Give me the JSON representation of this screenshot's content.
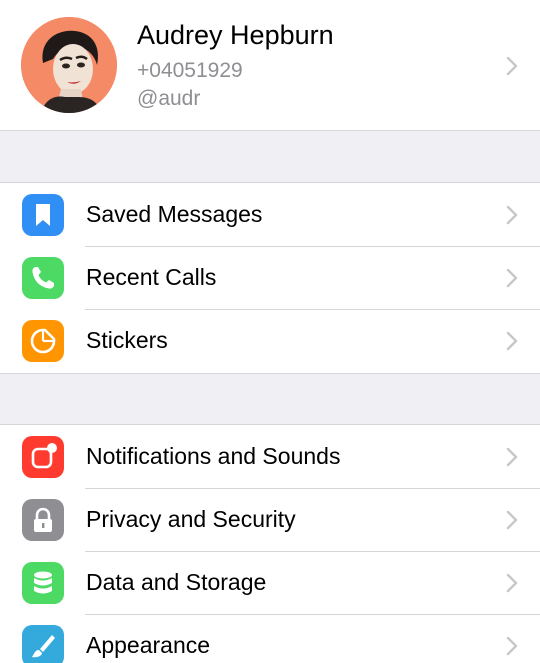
{
  "profile": {
    "name": "Audrey Hepburn",
    "phone": "+04051929",
    "username": "@audr"
  },
  "settings_group_1": [
    {
      "label": "Saved Messages",
      "icon": "bookmark-icon",
      "color": "#2f8ff5"
    },
    {
      "label": "Recent Calls",
      "icon": "phone-icon",
      "color": "#4cd964"
    },
    {
      "label": "Stickers",
      "icon": "sticker-icon",
      "color": "#ff9500"
    }
  ],
  "settings_group_2": [
    {
      "label": "Notifications and Sounds",
      "icon": "notification-badge-icon",
      "color": "#ff3b30"
    },
    {
      "label": "Privacy and Security",
      "icon": "lock-icon",
      "color": "#8e8e93"
    },
    {
      "label": "Data and Storage",
      "icon": "database-icon",
      "color": "#4cd964"
    },
    {
      "label": "Appearance",
      "icon": "brush-icon",
      "color": "#34aadc"
    }
  ],
  "colors": {
    "background": "#efeff4",
    "separator": "#d6d6da",
    "secondary_text": "#8e8e93",
    "chevron": "#c7c7cc"
  }
}
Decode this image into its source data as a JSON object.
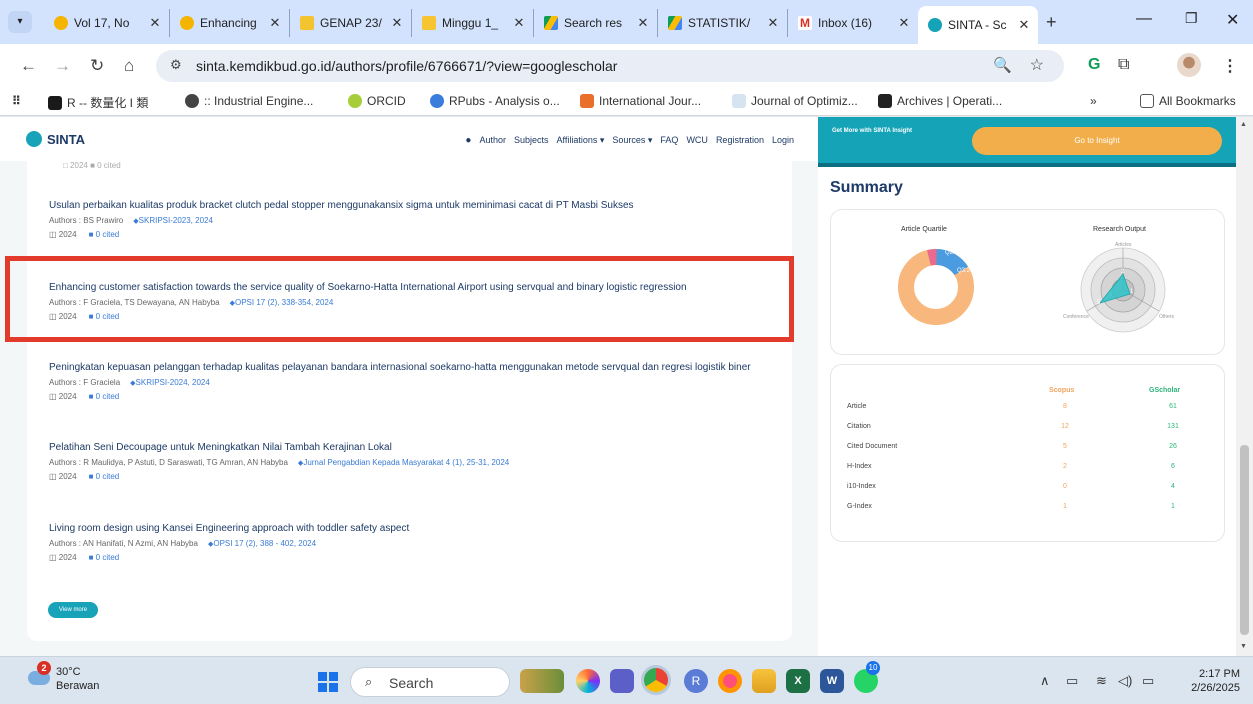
{
  "browser": {
    "tabs": [
      {
        "title": "Vol 17, No",
        "active": false
      },
      {
        "title": "Enhancing",
        "active": false
      },
      {
        "title": "GENAP 23/",
        "active": false
      },
      {
        "title": "Minggu 1_",
        "active": false
      },
      {
        "title": "Search res",
        "active": false
      },
      {
        "title": "STATISTIK/",
        "active": false
      },
      {
        "title": "Inbox (16)",
        "active": false
      },
      {
        "title": "SINTA - Sc",
        "active": true
      }
    ],
    "url": "sinta.kemdikbud.go.id/authors/profile/6766671/?view=googlescholar",
    "bookmarks": [
      "R -- 数量化 I 類",
      ":: Industrial Engine...",
      "ORCID",
      "RPubs - Analysis o...",
      "International Jour...",
      "Journal of Optimiz...",
      "Archives | Operati..."
    ],
    "all_bookmarks": "All Bookmarks",
    "overflow": "»"
  },
  "sinta": {
    "logo": "SINTA",
    "nav": [
      "Author",
      "Subjects",
      "Affiliations ▾",
      "Sources ▾",
      "FAQ",
      "WCU",
      "Registration",
      "Login"
    ],
    "prev_cited": "□ 2024   ■ 0 cited",
    "publications": [
      {
        "title": "Usulan perbaikan kualitas produk bracket clutch pedal stopper menggunakansix sigma untuk meminimasi cacat di PT Masbi Sukses",
        "authors": "Authors : BS Prawiro",
        "source": "SKRIPSI-2023, 2024",
        "year": "2024",
        "cited": "0 cited"
      },
      {
        "title": "Enhancing customer satisfaction towards the service quality of Soekarno-Hatta International Airport using servqual and binary logistic regression",
        "authors": "Authors : F Graciela, TS Dewayana, AN Habyba",
        "source": "OPSI 17 (2), 338-354, 2024",
        "year": "2024",
        "cited": "0 cited"
      },
      {
        "title": "Peningkatan kepuasan pelanggan terhadap kualitas pelayanan bandara internasional soekarno-hatta menggunakan metode servqual dan regresi logistik biner",
        "authors": "Authors : F Graciela",
        "source": "SKRIPSI-2024, 2024",
        "year": "2024",
        "cited": "0 cited"
      },
      {
        "title": "Pelatihan Seni Decoupage untuk Meningkatkan Nilai Tambah Kerajinan Lokal",
        "authors": "Authors : R Maulidya, P Astuti, D Saraswati, TG Amran, AN Habyba",
        "source": "Jurnal Pengabdian Kepada Masyarakat 4 (1), 25-31, 2024",
        "year": "2024",
        "cited": "0 cited"
      },
      {
        "title": "Living room design using Kansei Engineering approach with toddler safety aspect",
        "authors": "Authors : AN Hanifati, N Azmi, AN Habyba",
        "source": "OPSI 17 (2), 388 - 402, 2024",
        "year": "2024",
        "cited": "0 cited"
      }
    ],
    "view_more": "View more"
  },
  "insight": {
    "text": "Get More with SINTA Insight",
    "button": "Go to Insight"
  },
  "summary": {
    "title": "Summary",
    "quartile_title": "Article Quartile",
    "quartile_labels": {
      "q1": "Q1:2",
      "q2": "Q2:10",
      "q3": "Q3:2",
      "q4": "Q4:6"
    },
    "output_title": "Research Output",
    "output_labels": {
      "articles": "Articles",
      "conference": "Conference",
      "others": "Others",
      "v_articles": "2",
      "v_conference": "5",
      "v_others": "1"
    },
    "stats_headers": {
      "scopus": "Scopus",
      "gscholar": "GScholar"
    },
    "stats": [
      {
        "label": "Article",
        "scopus": "8",
        "gscholar": "61"
      },
      {
        "label": "Citation",
        "scopus": "12",
        "gscholar": "131"
      },
      {
        "label": "Cited Document",
        "scopus": "5",
        "gscholar": "26"
      },
      {
        "label": "H-Index",
        "scopus": "2",
        "gscholar": "6"
      },
      {
        "label": "i10-Index",
        "scopus": "0",
        "gscholar": "4"
      },
      {
        "label": "G-Index",
        "scopus": "1",
        "gscholar": "1"
      }
    ]
  },
  "taskbar": {
    "badge": "2",
    "temp": "30°C",
    "weather": "Berawan",
    "search": "Search",
    "time": "2:17 PM",
    "date": "2/26/2025",
    "whatsapp_badge": "10"
  },
  "colors": {
    "sinta_teal": "#14a3b7",
    "insight_orange": "#f2ae4b",
    "highlight_red": "#e23a2b",
    "scopus_orange": "#f0a35a",
    "gscholar_green": "#2db57a"
  }
}
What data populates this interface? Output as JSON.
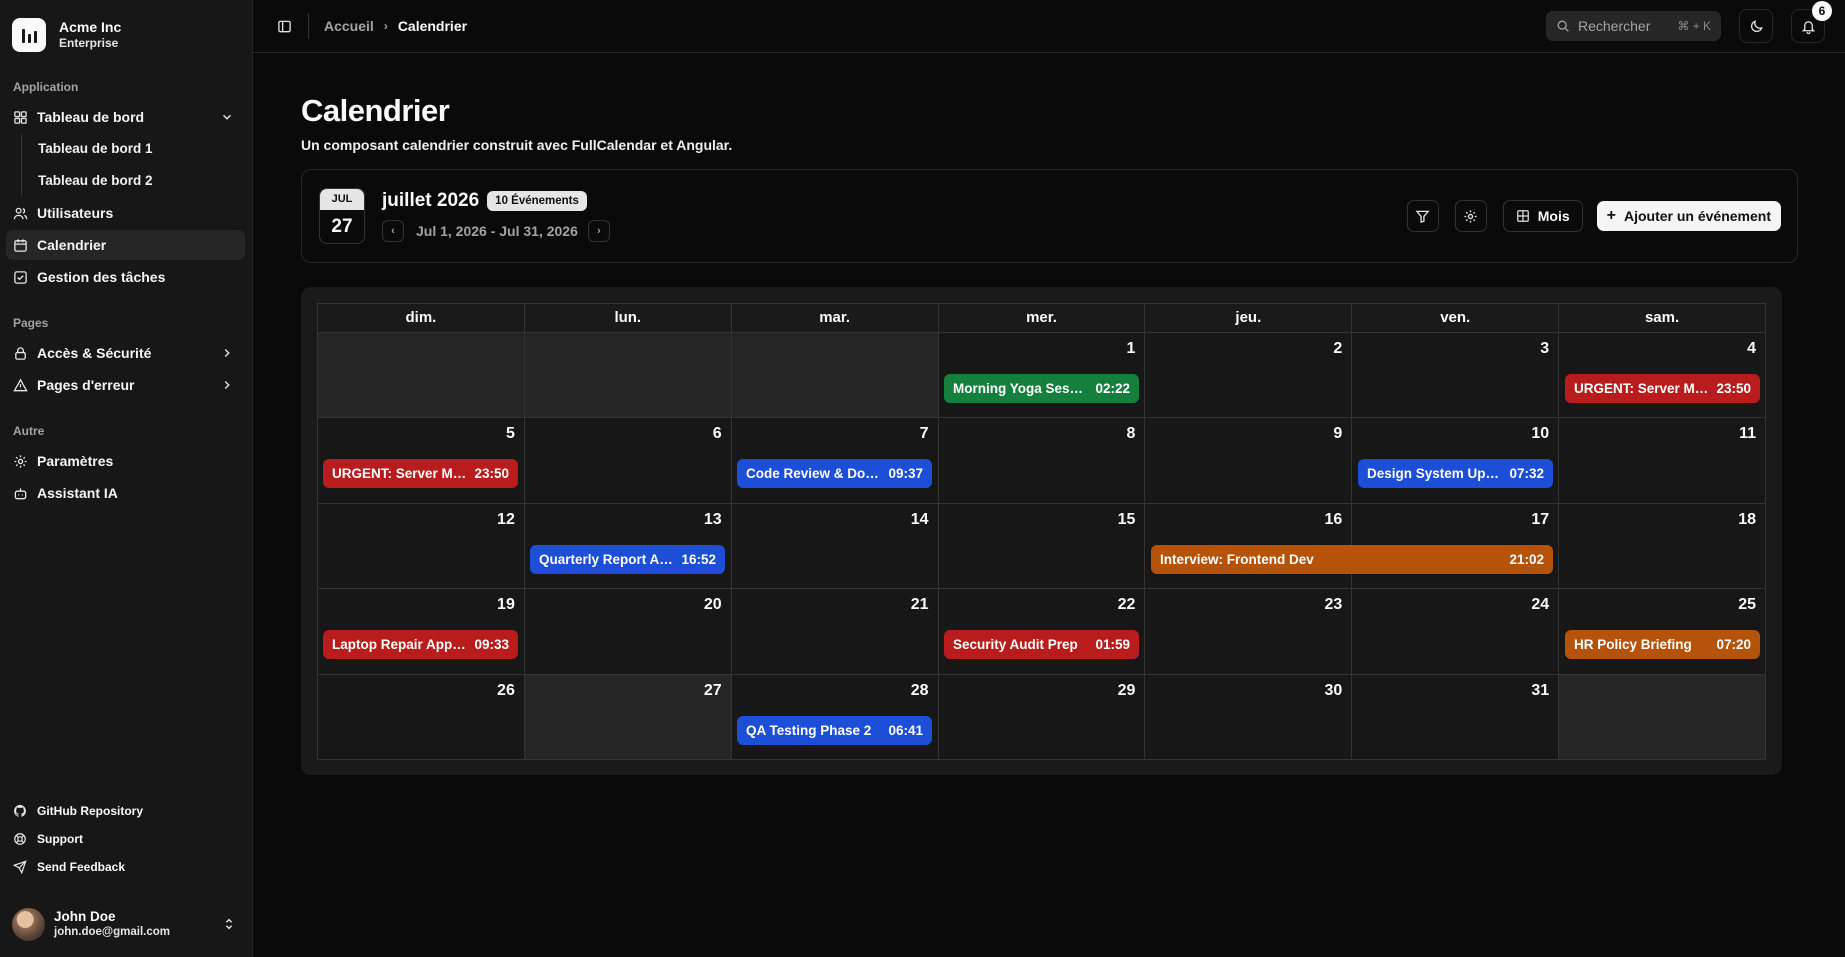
{
  "brand": {
    "name": "Acme Inc",
    "plan": "Enterprise"
  },
  "sidebar": {
    "groups": [
      {
        "label": "Application"
      },
      {
        "label": "Pages"
      },
      {
        "label": "Autre"
      }
    ],
    "items": {
      "dashboard": "Tableau de bord",
      "dashboard1": "Tableau de bord 1",
      "dashboard2": "Tableau de bord 2",
      "users": "Utilisateurs",
      "calendar": "Calendrier",
      "tasks": "Gestion des tâches",
      "access": "Accès & Sécurité",
      "errors": "Pages d'erreur",
      "settings": "Paramètres",
      "assistant": "Assistant IA"
    },
    "footer": {
      "github": "GitHub Repository",
      "support": "Support",
      "feedback": "Send Feedback"
    },
    "user": {
      "name": "John Doe",
      "email": "john.doe@gmail.com"
    }
  },
  "topbar": {
    "breadcrumb": [
      "Accueil",
      "Calendrier"
    ],
    "search_placeholder": "Rechercher",
    "search_shortcut": "⌘ + K",
    "notifications": "6"
  },
  "page": {
    "title": "Calendrier",
    "description": "Un composant calendrier construit avec FullCalendar et Angular."
  },
  "calendar": {
    "chip_month": "JUL",
    "chip_day": "27",
    "month_title": "juillet 2026",
    "event_count": "10 Événements",
    "range": "Jul 1, 2026 - Jul 31, 2026",
    "view_label": "Mois",
    "add_label": "Ajouter un événement",
    "weekdays": [
      "dim.",
      "lun.",
      "mar.",
      "mer.",
      "jeu.",
      "ven.",
      "sam."
    ],
    "weeks": [
      [
        "",
        "",
        "",
        "1",
        "2",
        "3",
        "4"
      ],
      [
        "5",
        "6",
        "7",
        "8",
        "9",
        "10",
        "11"
      ],
      [
        "12",
        "13",
        "14",
        "15",
        "16",
        "17",
        "18"
      ],
      [
        "19",
        "20",
        "21",
        "22",
        "23",
        "24",
        "25"
      ],
      [
        "26",
        "27",
        "28",
        "29",
        "30",
        "31",
        ""
      ]
    ],
    "events": [
      {
        "title": "Morning Yoga Sessi...",
        "time": "02:22",
        "color": "#15803d",
        "week": 0,
        "day": 3,
        "span": 1
      },
      {
        "title": "URGENT: Server Mai...",
        "time": "23:50",
        "color": "#b91c1c",
        "week": 0,
        "day": 6,
        "span": 1
      },
      {
        "title": "URGENT: Server Mai...",
        "time": "23:50",
        "color": "#b91c1c",
        "week": 1,
        "day": 0,
        "span": 1
      },
      {
        "title": "Code Review & Doc...",
        "time": "09:37",
        "color": "#1d4ed8",
        "week": 1,
        "day": 2,
        "span": 1
      },
      {
        "title": "Design System Upd...",
        "time": "07:32",
        "color": "#1d4ed8",
        "week": 1,
        "day": 5,
        "span": 1
      },
      {
        "title": "Quarterly Report An...",
        "time": "16:52",
        "color": "#1d4ed8",
        "week": 2,
        "day": 1,
        "span": 1
      },
      {
        "title": "Interview: Frontend Dev",
        "time": "21:02",
        "color": "#b45309",
        "week": 2,
        "day": 4,
        "span": 2
      },
      {
        "title": "Laptop Repair Appo...",
        "time": "09:33",
        "color": "#b91c1c",
        "week": 3,
        "day": 0,
        "span": 1
      },
      {
        "title": "Security Audit Prep",
        "time": "01:59",
        "color": "#b91c1c",
        "week": 3,
        "day": 3,
        "span": 1
      },
      {
        "title": "HR Policy Briefing",
        "time": "07:20",
        "color": "#b45309",
        "week": 3,
        "day": 6,
        "span": 1
      },
      {
        "title": "QA Testing Phase 2",
        "time": "06:41",
        "color": "#1d4ed8",
        "week": 4,
        "day": 2,
        "span": 1
      }
    ]
  }
}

§

EXERCISE DETAILS: Extract each line holding the word "Tableau" from the records.

RESULT OF THIS TASK:
      "dashboard": "Tableau de bord",
      "dashboard1": "Tableau de bord 1",
      "dashboard2": "Tableau de bord 2",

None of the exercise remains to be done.